--- Stated problem ---
Format all of the material below as a Markdown table with the columns "No." and "Entry," giving each non-blank line its own numbered row. Leave the pictures out of the table.

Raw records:
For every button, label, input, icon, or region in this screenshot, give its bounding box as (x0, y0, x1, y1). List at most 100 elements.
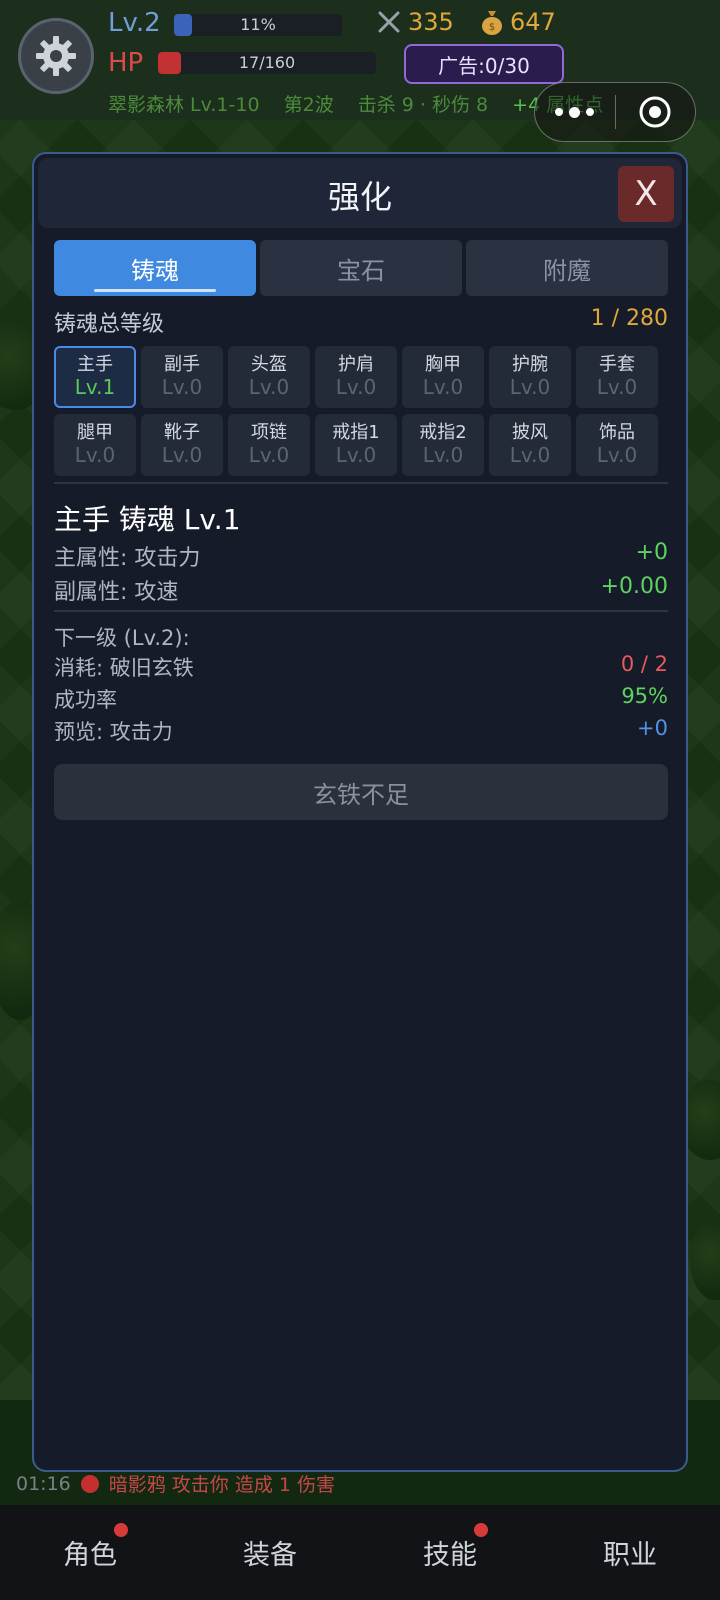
success-rate-label: 成功率 (54, 688, 117, 712)
slot-level: Lv.0 (161, 374, 203, 399)
slot-gloves[interactable]: 手套 Lv.0 (576, 346, 658, 408)
slot-name: 项链 (251, 422, 287, 444)
log-time: 01:16 (16, 1472, 71, 1495)
slot-name: 头盔 (251, 354, 287, 376)
preview-value: +0 (637, 716, 668, 740)
notification-badge (474, 1523, 488, 1537)
slot-level: Lv.0 (74, 442, 116, 467)
player-level: Lv.2 (108, 8, 161, 38)
slot-shoulders[interactable]: 护肩 Lv.0 (315, 346, 397, 408)
slot-helmet[interactable]: 头盔 Lv.0 (228, 346, 310, 408)
more-dots-icon (555, 108, 564, 116)
nav-label: 技能 (423, 1540, 477, 1571)
slot-level: Lv.0 (422, 442, 464, 467)
slot-name: 主手 (77, 354, 113, 376)
next-level-row: 下一级 (Lv.2): (54, 622, 668, 652)
total-level-value: 1 / 280 (590, 306, 668, 331)
slot-name: 饰品 (599, 422, 635, 444)
main-attribute-row: 主属性: 攻击力 +0 (54, 540, 668, 571)
log-message: 暗影鸦 攻击你 造成 1 伤害 (108, 1474, 336, 1496)
tab-enchant[interactable]: 附魔 (466, 240, 668, 296)
cost-row: 消耗: 破旧玄铁 0 / 2 (54, 652, 668, 682)
slot-name: 护腕 (512, 354, 548, 376)
hp-label: HP (108, 48, 144, 78)
enhance-tabs: 铸魂 宝石 附魔 (54, 240, 668, 296)
notification-badge (114, 1523, 128, 1537)
close-miniprogram-button[interactable] (616, 94, 696, 130)
slot-name: 副手 (164, 354, 200, 376)
slot-name: 戒指1 (332, 422, 380, 444)
total-level-label: 铸魂总等级 (54, 312, 165, 337)
slot-level: Lv.0 (509, 442, 551, 467)
modal-title: 强化 (327, 178, 392, 216)
nav-equipment[interactable]: 装备 (180, 1505, 360, 1600)
slot-chest[interactable]: 胸甲 Lv.0 (402, 346, 484, 408)
slot-name: 戒指2 (419, 422, 467, 444)
bottom-nav: 角色 装备 技能 职业 (0, 1505, 720, 1600)
target-icon (639, 96, 671, 128)
close-button[interactable]: X (618, 166, 674, 222)
more-dots-icon (569, 106, 581, 118)
slot-name: 手套 (599, 354, 635, 376)
money-bag-icon: $ (482, 11, 502, 35)
area-name: 翠影森林 Lv.1-10 (108, 94, 260, 116)
slot-cloak[interactable]: 披风 Lv.0 (489, 414, 571, 476)
main-attribute-value: +0 (635, 540, 668, 565)
nav-label: 职业 (603, 1540, 657, 1571)
slot-name: 腿甲 (77, 422, 113, 444)
settings-button[interactable] (18, 18, 94, 94)
tab-soul-forge[interactable]: 铸魂 (54, 240, 256, 296)
slot-level: Lv.0 (335, 374, 377, 399)
slot-necklace[interactable]: 项链 Lv.0 (228, 414, 310, 476)
slot-boots[interactable]: 靴子 Lv.0 (141, 414, 223, 476)
combat-log-entry: 01:16 暗影鸦 攻击你 造成 1 伤害 (16, 1470, 335, 1497)
nav-skills[interactable]: 技能 (360, 1505, 540, 1600)
slot-level: Lv.0 (161, 442, 203, 467)
slot-level: Lv.0 (596, 374, 638, 399)
equipment-slot-grid: 主手 Lv.1 副手 Lv.0 头盔 Lv.0 护肩 Lv.0 胸甲 Lv.0 护腕 Lv.… (54, 346, 668, 476)
slot-level: Lv.0 (248, 442, 290, 467)
slot-off-hand[interactable]: 副手 Lv.0 (141, 346, 223, 408)
sub-attribute-label: 副属性: 攻速 (54, 580, 179, 605)
slot-ring-1[interactable]: 戒指1 Lv.0 (315, 414, 397, 476)
detail-title: 主手 铸魂 Lv.1 (54, 503, 241, 536)
slot-level: Lv.0 (335, 442, 377, 467)
more-dots-icon (586, 108, 595, 116)
slot-legs[interactable]: 腿甲 Lv.0 (54, 414, 136, 476)
preview-row: 预览: 攻击力 +0 (54, 716, 668, 746)
slot-name: 披风 (512, 422, 548, 444)
xp-bar: 11% (174, 14, 342, 36)
xp-percent: 11% (240, 15, 276, 34)
slot-level: Lv.1 (74, 374, 116, 399)
gear-icon (36, 36, 76, 76)
wave-number: 第2波 (283, 94, 334, 116)
nav-label: 角色 (63, 1540, 117, 1571)
forge-button[interactable]: 玄铁不足 (54, 764, 668, 820)
main-attribute-label: 主属性: 攻击力 (54, 546, 201, 571)
cost-value: 0 / 2 (620, 652, 668, 676)
slot-ring-2[interactable]: 戒指2 Lv.0 (402, 414, 484, 476)
kill-stats: 击杀 9 · 秒伤 8 (357, 94, 489, 116)
nav-class[interactable]: 职业 (540, 1505, 720, 1600)
slot-trinket[interactable]: 饰品 Lv.0 (576, 414, 658, 476)
more-menu-button[interactable] (535, 106, 615, 118)
crossed-swords-icon (378, 11, 400, 33)
svg-text:$: $ (489, 22, 495, 33)
enhance-modal: 强化 X 铸魂 宝石 附魔 铸魂总等级 1 / 280 主手 Lv.1 副手 Lv.… (32, 152, 688, 1472)
slot-level: Lv.0 (422, 374, 464, 399)
hp-bar: 17/160 (158, 52, 376, 74)
sub-attribute-value: +0.00 (600, 574, 668, 599)
next-level-label: 下一级 (Lv.2): (54, 626, 190, 650)
gold-value: 647 (510, 8, 556, 36)
section-divider (54, 482, 668, 484)
slot-level: Lv.0 (248, 374, 290, 399)
tab-gem[interactable]: 宝石 (260, 240, 462, 296)
miniprogram-capsule (534, 82, 696, 142)
nav-character[interactable]: 角色 (0, 1505, 180, 1600)
modal-header: 强化 X (38, 158, 682, 228)
slot-main-hand[interactable]: 主手 Lv.1 (54, 346, 136, 408)
ad-reward-button[interactable]: 广告:0/30 (404, 44, 564, 84)
attack-stat: 335 (376, 8, 454, 36)
slot-bracers[interactable]: 护腕 Lv.0 (489, 346, 571, 408)
nav-label: 装备 (243, 1540, 297, 1571)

--- Result ---
| No. | Entry |
|---|---|
| 1 | For every button, label, input, icon, or region in this screenshot, give its bounding box as (x0, y0, x1, y1). List at most 100 elements. |
| 2 | success-rate-label: 成功率 (54, 688, 117, 712) |
| 3 | slot-level: Lv.0 (161, 374, 203, 399) |
| 4 | slot-gloves[interactable]: 手套 Lv.0 (576, 346, 658, 408) |
| 5 | slot-name: 项链 (251, 422, 287, 444) |
| 6 | log-time: 01:16 (16, 1472, 71, 1495) |
| 7 | slot-name: 头盔 (251, 354, 287, 376) |
| 8 | preview-value: +0 (637, 716, 668, 740) |
| 9 | notification-badge (474, 1523, 488, 1537) |
| 10 | slot-level: Lv.0 (74, 442, 116, 467) |
| 11 | player-level: Lv.2 (108, 8, 161, 38) |
| 12 | slot-shoulders[interactable]: 护肩 Lv.0 (315, 346, 397, 408) |
| 13 | slot-helmet[interactable]: 头盔 Lv.0 (228, 346, 310, 408) |
| 14 | more-dots-icon (555, 108, 564, 116) |
| 15 | nav-label: 技能 (423, 1540, 477, 1571) |
| 16 | slot-level: Lv.0 (422, 442, 464, 467) |
| 17 | slot-name: 主手 (77, 354, 113, 376) |
| 18 | next-level-row: 下一级 (Lv.2): (54, 622, 668, 652) |
| 19 | total-level-value: 1 / 280 (590, 306, 668, 331) |
| 20 | slot-name: 饰品 (599, 422, 635, 444) |
| 21 | main-attribute-row: 主属性: 攻击力 +0 (54, 540, 668, 571) |
| 22 | log-message: 暗影鸦 攻击你 造成 1 伤害 (108, 1474, 336, 1496) |
| 23 | tab-enchant[interactable]: 附魔 (466, 240, 668, 296) |
| 24 | cost-row: 消耗: 破旧玄铁 0 / 2 (54, 652, 668, 682) |
| 25 | slot-name: 护腕 (512, 354, 548, 376) |
| 26 | hp-label: HP (108, 48, 144, 78) |
| 27 | enhance-tabs: 铸魂 宝石 附魔 (54, 240, 668, 296) |
| 28 | notification-badge (114, 1523, 128, 1537) |
| 29 | close-miniprogram-button[interactable] (616, 94, 696, 130) |
| 30 | slot-name: 副手 (164, 354, 200, 376) |
| 31 | slot-name: 戒指1 (332, 422, 380, 444) |
| 32 | total-level-label: 铸魂总等级 (54, 312, 165, 337) |
| 33 | slot-level: Lv.0 (509, 442, 551, 467) |
| 34 | modal-title: 强化 (327, 178, 392, 216) |
| 35 | nav-equipment[interactable]: 装备 (180, 1505, 360, 1600) |
| 36 | slot-chest[interactable]: 胸甲 Lv.0 (402, 346, 484, 408) |
| 37 | slot-name: 戒指2 (419, 422, 467, 444) |
| 38 | bottom-nav: 角色 装备 技能 职业 (0, 1505, 720, 1600) |
| 39 | target-icon (639, 96, 671, 128) |
| 40 | close-button[interactable]: X (618, 166, 674, 222) |
| 41 | more-dots-icon (569, 106, 581, 118) |
| 42 | slot-name: 手套 (599, 354, 635, 376) |
| 43 | money-bag-icon: $ (482, 11, 502, 35) |
| 44 | area-name: 翠影森林 Lv.1-10 (108, 94, 260, 116) |
| 45 | slot-cloak[interactable]: 披风 Lv.0 (489, 414, 571, 476) |
| 46 | main-attribute-value: +0 (635, 540, 668, 565) |
| 47 | nav-label: 职业 (603, 1540, 657, 1571) |
| 48 | slot-name: 腿甲 (77, 422, 113, 444) |
| 49 | settings-button[interactable] (18, 18, 94, 94) |
| 50 | tab-soul-forge[interactable]: 铸魂 (54, 240, 256, 296) |
| 51 | slot-level: Lv.0 (335, 374, 377, 399) |
| 52 | slot-necklace[interactable]: 项链 Lv.0 (228, 414, 310, 476) |
| 53 | slot-boots[interactable]: 靴子 Lv.0 (141, 414, 223, 476) |
| 54 | combat-log-entry: 01:16 暗影鸦 攻击你 造成 1 伤害 (16, 1470, 335, 1497) |
| 55 | nav-skills[interactable]: 技能 (360, 1505, 540, 1600) |
| 56 | slot-level: Lv.0 (161, 442, 203, 467) |
| 57 | slot-level: Lv.0 (596, 374, 638, 399) |
| 58 | equipment-slot-grid: 主手 Lv.1 副手 Lv.0 头盔 Lv.0 护肩 Lv.0 胸甲 Lv.0 护腕 Lv.… (54, 346, 668, 476) |
| 59 | slot-level: Lv.0 (248, 442, 290, 467) |
| 60 | slot-off-hand[interactable]: 副手 Lv.0 (141, 346, 223, 408) |
| 61 | sub-attribute-label: 副属性: 攻速 (54, 580, 179, 605) |
| 62 | slot-ring-1[interactable]: 戒指1 Lv.0 (315, 414, 397, 476) |
| 63 | detail-title: 主手 铸魂 Lv.1 (54, 503, 241, 536) |
| 64 | slot-level: Lv.0 (335, 442, 377, 467) |
| 65 | more-dots-icon (586, 108, 595, 116) |
| 66 | slot-legs[interactable]: 腿甲 Lv.0 (54, 414, 136, 476) |
| 67 | preview-row: 预览: 攻击力 +0 (54, 716, 668, 746) |
| 68 | slot-name: 披风 (512, 422, 548, 444) |
| 69 | xp-bar: 11% (174, 14, 342, 36) |
| 70 | xp-percent: 11% (240, 15, 276, 34) |
| 71 | slot-level: Lv.1 (74, 374, 116, 399) |
| 72 | gear-icon (36, 36, 76, 76) |
| 73 | wave-number: 第2波 (283, 94, 334, 116) |
| 74 | nav-label: 角色 (63, 1540, 117, 1571) |
| 75 | forge-button[interactable]: 玄铁不足 (54, 764, 668, 820) |
| 76 | main-attribute-label: 主属性: 攻击力 (54, 546, 201, 571) |
| 77 | cost-value: 0 / 2 (620, 652, 668, 676) |
| 78 | slot-ring-2[interactable]: 戒指2 Lv.0 (402, 414, 484, 476) |
| 79 | kill-stats: 击杀 9 · 秒伤 8 (357, 94, 489, 116) |
| 80 | nav-class[interactable]: 职业 (540, 1505, 720, 1600) |
| 81 | slot-trinket[interactable]: 饰品 Lv.0 (576, 414, 658, 476) |
| 82 | more-menu-button[interactable] (535, 106, 615, 118) |
| 83 | crossed-swords-icon (378, 11, 400, 33) |
| 84 | svg-text:$: $ (489, 22, 495, 33) |
| 85 | enhance-modal: 强化 X 铸魂 宝石 附魔 铸魂总等级 1 / 280 主手 Lv.1 副手 Lv.… (32, 152, 688, 1472) |
| 86 | slot-level: Lv.0 (422, 374, 464, 399) |
| 87 | hp-bar: 17/160 (158, 52, 376, 74) |
| 88 | sub-attribute-value: +0.00 (600, 574, 668, 599) |
| 89 | next-level-label: 下一级 (Lv.2): (54, 626, 190, 650) |
| 90 | gold-value: 647 (510, 8, 556, 36) |
| 91 | section-divider (54, 482, 668, 484) |
| 92 | slot-level: Lv.0 (248, 374, 290, 399) |
| 93 | tab-gem[interactable]: 宝石 (260, 240, 462, 296) |
| 94 | miniprogram-capsule (534, 82, 696, 142) |
| 95 | nav-character[interactable]: 角色 (0, 1505, 180, 1600) |
| 96 | modal-header: 强化 X (38, 158, 682, 228) |
| 97 | slot-main-hand[interactable]: 主手 Lv.1 (54, 346, 136, 408) |
| 98 | ad-reward-button[interactable]: 广告:0/30 (404, 44, 564, 84) |
| 99 | attack-stat: 335 (376, 8, 454, 36) |
| 100 | slot-bracers[interactable]: 护腕 Lv.0 (489, 346, 571, 408) |
| 101 | nav-label: 装备 (243, 1540, 297, 1571) |